### Vorliegender Text ###

Freitag, 8. Mai 2020

THERE’s MORE TO LIFE THAN...


...colour. Sagt zumindest der Blick in den trist trüben Hamburger Himmel und aus diesem Grunde beginnt der musikalische Rundblick in diesem Monat mit dem auf Dirty / Pschent veröffentlichenden Trio Tristesse Contemporaine, die auf ihrer ebenso betitelten Debut-LP nicht nur die Tristesse im Namen führen sondern mit Titeln wie „Empty Hearts“ oder „Hell Is Other People“ auch ganz schnell klarstellen wo der dunkelgraue PostPunk-/ (No)Wave-Hammer hängt. Geht in Ansätzen auch auf dem Indie-Dancefloor und erinnert in seinem musikalischen Variantenreichtum zuweilen an das bereits 2004 auf Dekathlon erschienene Nam:Live!-Konzeptalbum „The Testament: Sex, Scriptures And Rock & Roll“. Sehr empfehlenswert,

Grautöne vor allem im Sinne der inselartigen Zustände des ummauerten Berlin der Früh80er-Jahre sind auch das musikalische Thema der – ganz No Future-gerecht – Verbrannte Erde benannten Band, die mit „IV“ ihr eben viertes Album der Bandgeschichte vorlegt. Erschienen auf Major Label verbreitet die Truppe düstergraue Musik irgendwo zwischen Fehlfarben und charmant schrammelndem DeutschPunk, ohne jedoch in die Klischeefalle der „Schlachtrufe BRD“-Serie zu tappen. Hier gibt es Inhalt, durchdachte Texte und natürlich eine gehörige Portion Systemkritik, die jedoch subtiler daherkommt als mensch es vielleicht in diesem Zusammenhang gewohnt ist.

Eine andere Form von Farbverzicht übt das zur Zeit schwer angesagte Rawax-Label, interessiert sich einen Dreck für Covergestaltung und liefert statt dessen farbiges Vinyl in weissen Papierhüllen, stilecht als Whitelabel mit – farblich zum Vinyl passender – Stempelästhetik. So suggeriert mensch die Verbundenheit zum Untergrund, generiert im besten Falle einen kleinen Hype (gelungen!) und liefert mit der Katalognummer 10.2 von Unbroken Dub nach vergleichsweise schwachem Start auch endlich einmal entsprechendes Material ab. Zwei Tracks gibt’s auf der „Kosmos EP“ - einmal eher `troity verträumten Armchair Techno, mit dem sich im Idealfall auch die vertripptesten Raver glücklich nach Hause schicken lassen, während es auf der Flipside leicht angedubbed, mit kühlem Sci-Fi-Approach und vor allem mehr Druck zur Sache geht. Wer sich schon vor dem Hype die Sandwell District 010 ins Regal gestellt hat findet hier die ideale Anschlussplatte.

### Einträge im Datensatz ###

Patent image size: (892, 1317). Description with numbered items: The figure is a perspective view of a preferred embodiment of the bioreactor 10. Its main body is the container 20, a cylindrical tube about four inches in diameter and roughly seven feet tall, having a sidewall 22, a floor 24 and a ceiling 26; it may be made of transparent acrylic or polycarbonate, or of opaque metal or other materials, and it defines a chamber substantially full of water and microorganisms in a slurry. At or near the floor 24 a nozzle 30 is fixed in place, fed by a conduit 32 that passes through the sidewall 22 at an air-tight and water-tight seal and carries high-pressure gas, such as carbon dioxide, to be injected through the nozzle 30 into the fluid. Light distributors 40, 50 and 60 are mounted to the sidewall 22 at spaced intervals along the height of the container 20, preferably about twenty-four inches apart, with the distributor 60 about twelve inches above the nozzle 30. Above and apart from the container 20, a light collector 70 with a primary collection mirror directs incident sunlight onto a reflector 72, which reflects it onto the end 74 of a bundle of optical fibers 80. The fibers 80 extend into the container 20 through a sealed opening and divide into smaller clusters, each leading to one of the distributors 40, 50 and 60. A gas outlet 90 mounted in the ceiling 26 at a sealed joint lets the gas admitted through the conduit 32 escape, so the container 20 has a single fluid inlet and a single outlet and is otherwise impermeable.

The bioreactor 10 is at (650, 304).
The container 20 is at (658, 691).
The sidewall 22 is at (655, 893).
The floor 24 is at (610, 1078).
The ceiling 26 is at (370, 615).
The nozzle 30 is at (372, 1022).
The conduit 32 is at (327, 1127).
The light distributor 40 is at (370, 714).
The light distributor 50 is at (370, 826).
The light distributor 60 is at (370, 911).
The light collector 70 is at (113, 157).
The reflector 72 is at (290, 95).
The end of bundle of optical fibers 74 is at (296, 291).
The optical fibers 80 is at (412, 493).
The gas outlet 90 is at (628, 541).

###

[Aufgaben und Übungen]:
- A) Entscheide für jede der folgenden Aussagen, ob sie mit der Musikbesprechung übereinstimmt. Antworte jeweils mit Ja oder Nein und zitiere die entscheidenden Worte wörtlich.
(i) Tristesse Contemporaine ist ein Trio, dessen Debüt-LP denselben Titel trägt wie die Band.
(ii) Mit „IV“ legt die Band Verbrannte Erde ihr erstes Album vor.
(iii) Das Rawax-Label veröffentlicht seine Platten in aufwendig gestalteten Hüllen.
- B) Gib aus der Musikbesprechung alles von „Grautöne vor allem“ bis hinunter zu „Zusammenhang gewohnt ist.“ wörtlich wieder.

[Gelöste Aufgaben]:
- A)
(i) Ja: „Trio Tristesse Contemporaine, die auf ihrer ebenso betitelten Debut-LP“
(ii) Nein: „ihr eben viertes Album der Bandgeschichte vorlegt“
(iii) Nein: „interessiert sich einen Dreck für Covergestaltung und liefert statt dessen farbiges Vinyl in weissen Papierhüllen“

- B)
Grautöne vor allem im Sinne der inselartigen Zustände des ummauerten Berlin der Früh80er-Jahre sind auch das musikalische Thema der – ganz No Future-gerecht – Verbrannte Erde benannten Band, die mit „IV“ ihr eben viertes Album der Bandgeschichte vorlegt. Erschienen auf Major Label verbreitet die Truppe düstergraue Musik irgendwo zwischen Fehlfarben und charmant schrammelndem DeutschPunk, ohne jedoch in die Klischeefalle der „Schlachtrufe BRD“-Serie zu tappen. Hier gibt es Inhalt, durchdachte Texte und natürlich eine gehörige Portion Systemkritik, die jedoch subtiler daherkommt als mensch es vielleicht in diesem Zusammenhang gewohnt ist.